TASK STATEMENT:
Recast every one of these lines as a JSON list of strings, with one string per line and no blank lines.

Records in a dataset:
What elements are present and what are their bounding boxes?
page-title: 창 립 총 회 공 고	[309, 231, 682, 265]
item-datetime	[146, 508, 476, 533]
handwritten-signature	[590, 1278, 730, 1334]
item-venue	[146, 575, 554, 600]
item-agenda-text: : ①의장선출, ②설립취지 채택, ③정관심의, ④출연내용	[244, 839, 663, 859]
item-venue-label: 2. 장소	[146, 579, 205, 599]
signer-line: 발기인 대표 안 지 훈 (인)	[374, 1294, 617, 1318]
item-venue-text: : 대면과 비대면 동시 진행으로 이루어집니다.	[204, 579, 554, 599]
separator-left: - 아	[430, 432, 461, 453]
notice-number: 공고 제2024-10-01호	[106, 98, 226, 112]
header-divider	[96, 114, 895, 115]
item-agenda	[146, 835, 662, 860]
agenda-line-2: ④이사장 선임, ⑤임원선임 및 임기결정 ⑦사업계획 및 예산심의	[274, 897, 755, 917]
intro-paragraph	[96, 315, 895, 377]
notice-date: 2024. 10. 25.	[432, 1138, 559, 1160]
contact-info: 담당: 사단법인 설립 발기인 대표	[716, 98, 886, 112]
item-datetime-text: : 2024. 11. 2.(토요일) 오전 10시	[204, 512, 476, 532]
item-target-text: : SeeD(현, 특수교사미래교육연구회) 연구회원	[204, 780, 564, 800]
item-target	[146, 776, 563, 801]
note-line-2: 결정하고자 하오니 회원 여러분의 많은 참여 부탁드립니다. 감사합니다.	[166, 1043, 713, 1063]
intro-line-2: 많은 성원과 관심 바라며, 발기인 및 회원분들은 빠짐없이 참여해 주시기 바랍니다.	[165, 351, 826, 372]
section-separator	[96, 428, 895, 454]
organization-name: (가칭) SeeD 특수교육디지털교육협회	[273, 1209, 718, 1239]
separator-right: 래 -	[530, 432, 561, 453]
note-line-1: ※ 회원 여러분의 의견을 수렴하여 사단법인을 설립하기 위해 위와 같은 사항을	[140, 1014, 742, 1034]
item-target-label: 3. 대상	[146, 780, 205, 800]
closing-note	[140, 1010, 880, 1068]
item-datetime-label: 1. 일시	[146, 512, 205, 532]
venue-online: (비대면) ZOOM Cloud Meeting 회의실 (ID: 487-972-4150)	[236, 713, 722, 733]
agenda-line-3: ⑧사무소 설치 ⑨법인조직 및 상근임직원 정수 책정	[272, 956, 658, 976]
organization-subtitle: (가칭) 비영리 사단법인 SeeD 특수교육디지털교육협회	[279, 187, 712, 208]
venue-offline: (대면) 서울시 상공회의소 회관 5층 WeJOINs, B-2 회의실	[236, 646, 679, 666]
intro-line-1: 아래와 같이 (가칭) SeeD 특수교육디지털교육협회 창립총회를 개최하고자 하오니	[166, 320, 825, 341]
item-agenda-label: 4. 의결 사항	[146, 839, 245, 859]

THE RESULT:
[
  "What elements are present and what are their bounding boxes?",
  "page-title: 창 립 총 회 공 고\t[309, 231, 682, 265]",
  "item-datetime\t[146, 508, 476, 533]",
  "handwritten-signature\t[590, 1278, 730, 1334]",
  "item-venue\t[146, 575, 554, 600]",
  "item-agenda-text: : ①의장선출, ②설립취지 채택, ③정관심의, ④출연내용\t[244, 839, 663, 859]",
  "item-venue-label: 2. 장소\t[146, 579, 205, 599]",
  "signer-line: 발기인 대표 안 지 훈 (인)\t[374, 1294, 617, 1318]",
  "item-venue-text: : 대면과 비대면 동시 진행으로 이루어집니다.\t[204, 579, 554, 599]",
  "separator-left: - 아\t[430, 432, 461, 453]",
  "notice-number: 공고 제2024-10-01호\t[106, 98, 226, 112]",
  "header-divider\t[96, 114, 895, 115]",
  "item-agenda\t[146, 835, 662, 860]",
  "agenda-line-2: ④이사장 선임, ⑤임원선임 및 임기결정 ⑦사업계획 및 예산심의\t[274, 897, 755, 917]",
  "intro-paragraph\t[96, 315, 895, 377]",
  "notice-date: 2024. 10. 25.\t[432, 1138, 559, 1160]",
  "contact-info: 담당: 사단법인 설립 발기인 대표\t[716, 98, 886, 112]",
  "item-datetime-text: : 2024. 11. 2.(토요일) 오전 10시\t[204, 512, 476, 532]",
  "item-target-text: : SeeD(현, 특수교사미래교육연구회) 연구회원\t[204, 780, 564, 800]",
  "item-target\t[146, 776, 563, 801]",
  "note-line-2: 결정하고자 하오니 회원 여러분의 많은 참여 부탁드립니다. 감사합니다.\t[166, 1043, 713, 1063]",
  "intro-line-2: 많은 성원과 관심 바라며, 발기인 및 회원분들은 빠짐없이 참여해 주시기 바랍니다.\t[165, 351, 826, 372]",
  "section-separator\t[96, 428, 895, 454]",
  "organization-name: (가칭) SeeD 특수교육디지털교육협회\t[273, 1209, 718, 1239]",
  "separator-right: 래 -\t[530, 432, 561, 453]",
  "note-line-1: ※ 회원 여러분의 의견을 수렴하여 사단법인을 설립하기 위해 위와 같은 사항을\t[140, 1014, 742, 1034]",
  "item-target-label: 3. 대상\t[146, 780, 205, 800]",
  "closing-note\t[140, 1010, 880, 1068]",
  "item-datetime-label: 1. 일시\t[146, 512, 205, 532]",
  "venue-online: (비대면) ZOOM Cloud Meeting 회의실 (ID: 487-972-4150)\t[236, 713, 722, 733]",
  "agenda-line-3: ⑧사무소 설치 ⑨법인조직 및 상근임직원 정수 책정\t[272, 956, 658, 976]",
  "organization-subtitle: (가칭) 비영리 사단법인 SeeD 특수교육디지털교육협회\t[279, 187, 712, 208]",
  "venue-offline: (대면) 서울시 상공회의소 회관 5층 WeJOINs, B-2 회의실\t[236, 646, 679, 666]",
  "intro-line-1: 아래와 같이 (가칭) SeeD 특수교육디지털교육협회 창립총회를 개최하고자 하오니\t[166, 320, 825, 341]",
  "item-agenda-label: 4. 의결 사항\t[146, 839, 245, 859]"
]